§ **Short exercise**: Find the word "ряда" in the data. Return every line where it appears.

Stored items:
=======
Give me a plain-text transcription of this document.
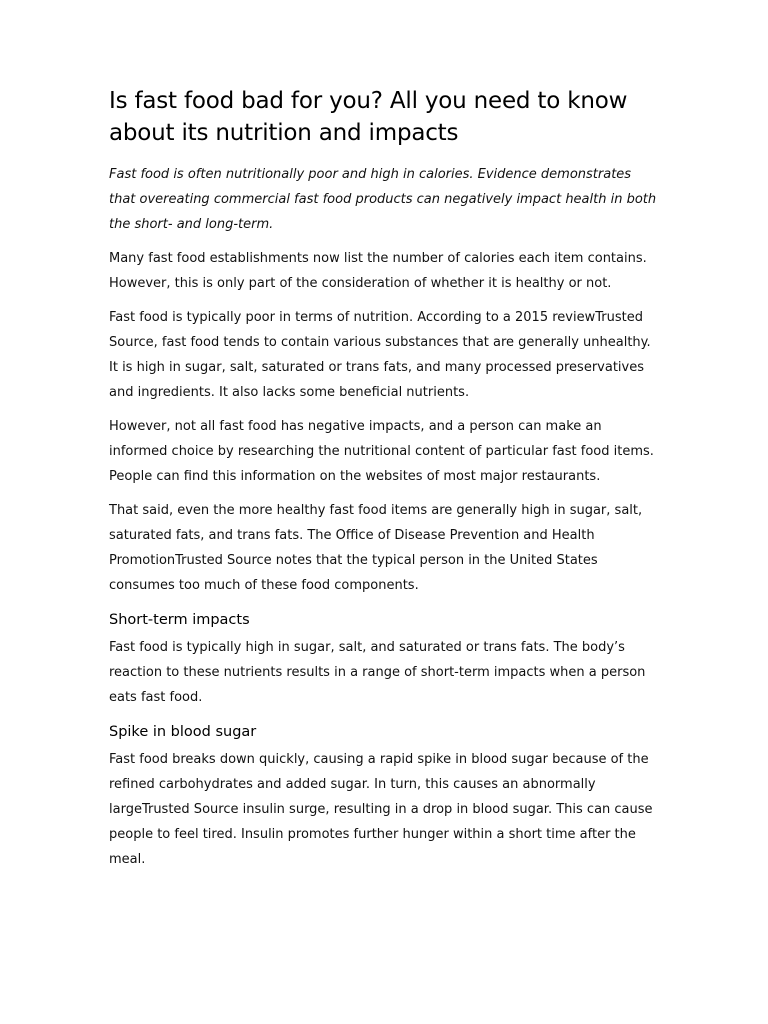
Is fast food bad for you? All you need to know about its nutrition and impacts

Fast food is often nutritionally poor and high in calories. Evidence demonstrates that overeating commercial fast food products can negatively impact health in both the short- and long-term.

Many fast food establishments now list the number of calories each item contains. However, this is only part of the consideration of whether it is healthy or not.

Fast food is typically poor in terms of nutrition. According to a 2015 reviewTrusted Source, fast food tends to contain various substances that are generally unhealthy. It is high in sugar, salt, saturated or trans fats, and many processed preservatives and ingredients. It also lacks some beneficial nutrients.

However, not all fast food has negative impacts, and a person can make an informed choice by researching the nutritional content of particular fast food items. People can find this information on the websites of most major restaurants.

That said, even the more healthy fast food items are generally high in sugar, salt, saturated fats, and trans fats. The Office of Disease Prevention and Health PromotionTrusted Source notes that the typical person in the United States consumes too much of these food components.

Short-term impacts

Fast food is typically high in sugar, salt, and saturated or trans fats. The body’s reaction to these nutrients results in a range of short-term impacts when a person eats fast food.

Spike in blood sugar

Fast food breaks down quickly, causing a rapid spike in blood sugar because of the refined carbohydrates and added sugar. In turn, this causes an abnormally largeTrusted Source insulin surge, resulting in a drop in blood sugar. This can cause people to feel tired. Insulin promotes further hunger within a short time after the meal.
=======
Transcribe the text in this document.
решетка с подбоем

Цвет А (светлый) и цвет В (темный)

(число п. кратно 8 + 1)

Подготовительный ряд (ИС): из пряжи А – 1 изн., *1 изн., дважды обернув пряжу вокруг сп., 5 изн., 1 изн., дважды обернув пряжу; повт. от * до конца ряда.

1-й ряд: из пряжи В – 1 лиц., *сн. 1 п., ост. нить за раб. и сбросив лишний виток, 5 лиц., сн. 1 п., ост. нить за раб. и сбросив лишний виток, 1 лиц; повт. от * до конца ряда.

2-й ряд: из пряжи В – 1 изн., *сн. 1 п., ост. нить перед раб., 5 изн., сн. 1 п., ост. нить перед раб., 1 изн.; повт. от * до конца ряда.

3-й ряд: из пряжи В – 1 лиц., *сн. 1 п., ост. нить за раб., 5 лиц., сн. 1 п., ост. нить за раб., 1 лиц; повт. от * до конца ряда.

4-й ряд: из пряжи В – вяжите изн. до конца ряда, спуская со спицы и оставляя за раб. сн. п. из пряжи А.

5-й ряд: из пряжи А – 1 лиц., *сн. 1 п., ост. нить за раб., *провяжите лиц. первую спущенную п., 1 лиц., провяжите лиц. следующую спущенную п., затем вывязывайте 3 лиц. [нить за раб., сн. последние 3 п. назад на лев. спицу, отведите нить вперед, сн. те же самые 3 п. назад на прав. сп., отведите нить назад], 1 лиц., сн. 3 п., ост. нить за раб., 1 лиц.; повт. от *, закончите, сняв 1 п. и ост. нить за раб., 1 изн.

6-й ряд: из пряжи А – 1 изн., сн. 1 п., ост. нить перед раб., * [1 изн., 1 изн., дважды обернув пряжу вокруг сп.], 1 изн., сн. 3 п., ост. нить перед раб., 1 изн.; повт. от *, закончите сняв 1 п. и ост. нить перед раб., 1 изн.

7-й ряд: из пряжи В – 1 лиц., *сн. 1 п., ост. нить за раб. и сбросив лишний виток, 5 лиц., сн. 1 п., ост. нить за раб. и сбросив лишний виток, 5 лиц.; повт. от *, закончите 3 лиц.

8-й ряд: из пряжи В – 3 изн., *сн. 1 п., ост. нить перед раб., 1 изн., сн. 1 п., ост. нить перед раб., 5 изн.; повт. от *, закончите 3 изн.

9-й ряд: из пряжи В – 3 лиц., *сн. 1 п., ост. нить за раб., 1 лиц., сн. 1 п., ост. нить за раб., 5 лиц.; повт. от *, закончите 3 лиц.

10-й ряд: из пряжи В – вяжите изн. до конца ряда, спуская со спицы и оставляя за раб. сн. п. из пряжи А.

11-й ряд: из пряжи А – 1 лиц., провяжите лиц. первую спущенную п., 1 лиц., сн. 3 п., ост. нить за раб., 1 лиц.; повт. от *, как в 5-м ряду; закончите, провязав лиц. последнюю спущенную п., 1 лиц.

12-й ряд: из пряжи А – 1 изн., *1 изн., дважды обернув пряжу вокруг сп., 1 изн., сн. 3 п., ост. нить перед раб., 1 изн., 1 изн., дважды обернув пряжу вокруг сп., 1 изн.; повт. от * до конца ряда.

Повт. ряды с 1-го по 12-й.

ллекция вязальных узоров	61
=======
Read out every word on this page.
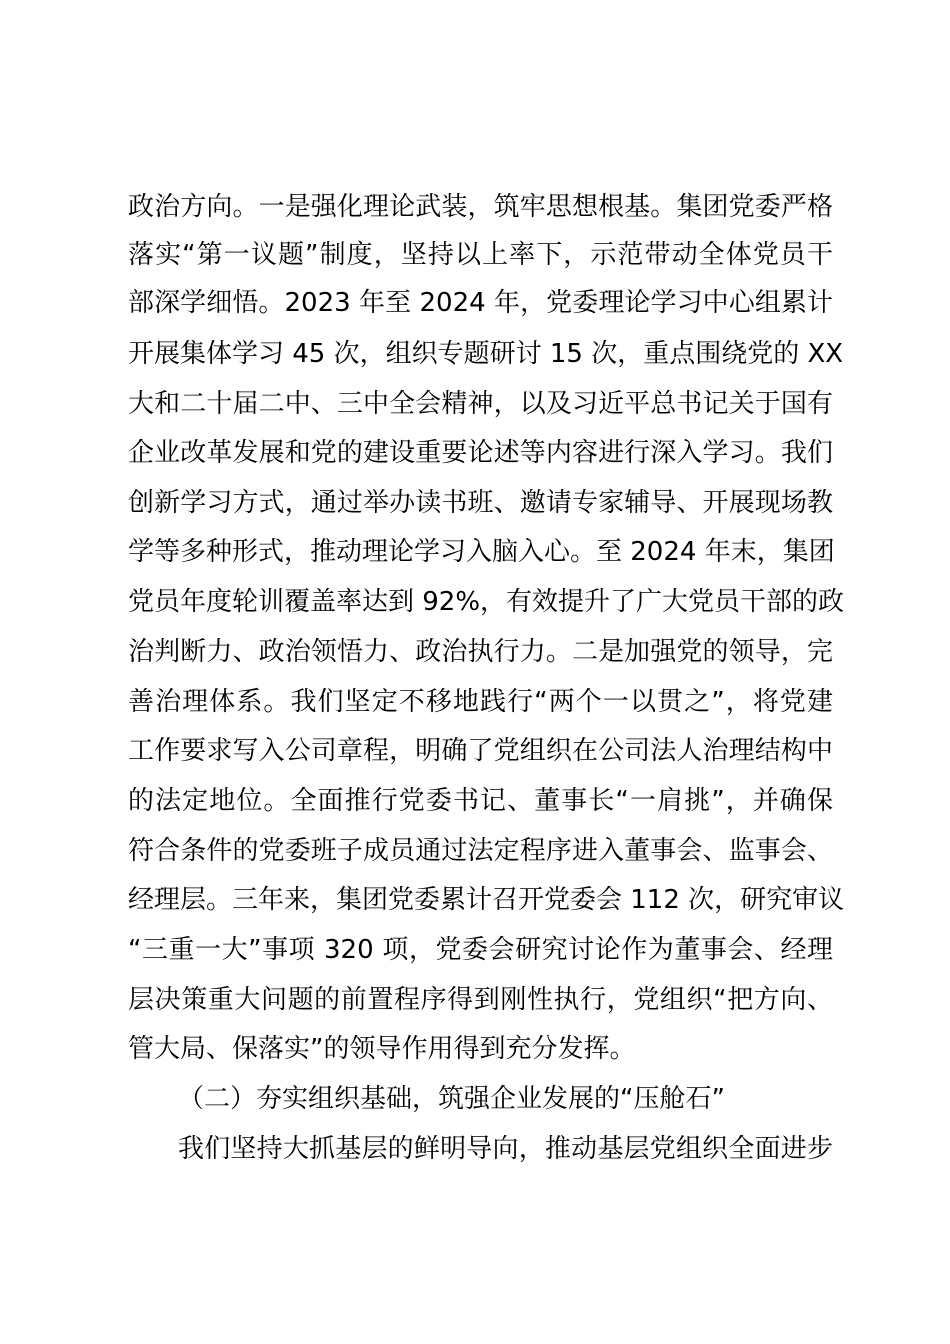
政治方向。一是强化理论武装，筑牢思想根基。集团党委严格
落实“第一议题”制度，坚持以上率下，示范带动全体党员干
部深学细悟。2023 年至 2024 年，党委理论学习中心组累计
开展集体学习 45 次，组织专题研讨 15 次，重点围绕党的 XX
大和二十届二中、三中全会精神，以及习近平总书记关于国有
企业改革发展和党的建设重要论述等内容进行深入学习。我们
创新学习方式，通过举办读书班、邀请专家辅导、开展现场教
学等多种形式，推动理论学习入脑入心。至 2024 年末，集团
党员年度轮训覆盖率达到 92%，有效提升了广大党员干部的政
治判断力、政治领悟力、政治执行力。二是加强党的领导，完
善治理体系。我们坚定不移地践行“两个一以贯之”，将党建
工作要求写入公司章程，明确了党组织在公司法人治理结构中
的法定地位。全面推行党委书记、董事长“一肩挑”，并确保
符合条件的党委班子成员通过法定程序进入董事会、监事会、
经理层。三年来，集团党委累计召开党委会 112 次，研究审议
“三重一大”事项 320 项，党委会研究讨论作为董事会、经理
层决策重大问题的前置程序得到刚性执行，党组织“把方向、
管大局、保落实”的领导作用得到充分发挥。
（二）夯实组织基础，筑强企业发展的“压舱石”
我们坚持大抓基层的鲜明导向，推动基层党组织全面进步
=======
§ **Solved exercise**:
Подготовительный ряд (ИС): из пряжи А – 1 изн., *1 изн., дважды обернув пряжу вокруг сп., 5 изн., 1 изн., дважды обернув пряжу; повт. от * до конца ряда.
1-й ряд: из пряжи В – 1 лиц., *сн. 1 п., ост. нить за раб. и сбросив лишний виток, 5 лиц., сн. 1 п., ост. нить за раб. и сбросив лишний виток, 1 лиц; повт. от * до конца ряда.
2-й ряд: из пряжи В – 1 изн., *сн. 1 п., ост. нить перед раб., 5 изн., сн. 1 п., ост. нить перед раб., 1 изн.; повт. от * до конца ряда.
3-й ряд: из пряжи В – 1 лиц., *сн. 1 п., ост. нить за раб., 5 лиц., сн. 1 п., ост. нить за раб., 1 лиц; повт. от * до конца ряда.
4-й ряд: из пряжи В – вяжите изн. до конца ряда, спуская со спицы и оставляя за раб. сн. п. из пряжи А.
10-й ряд: из пряжи В – вяжите изн. до конца ряда, спуская со спицы и оставляя за раб. сн. п. из пряжи А.
12-й ряд: из пряжи А – 1 изн., *1 изн., дважды обернув пряжу вокруг сп., 1 изн., сн. 3 п., ост. нить перед раб., 1 изн., 1 изн., дважды обернув пряжу вокруг сп., 1 изн.; повт. от * до конца ряда.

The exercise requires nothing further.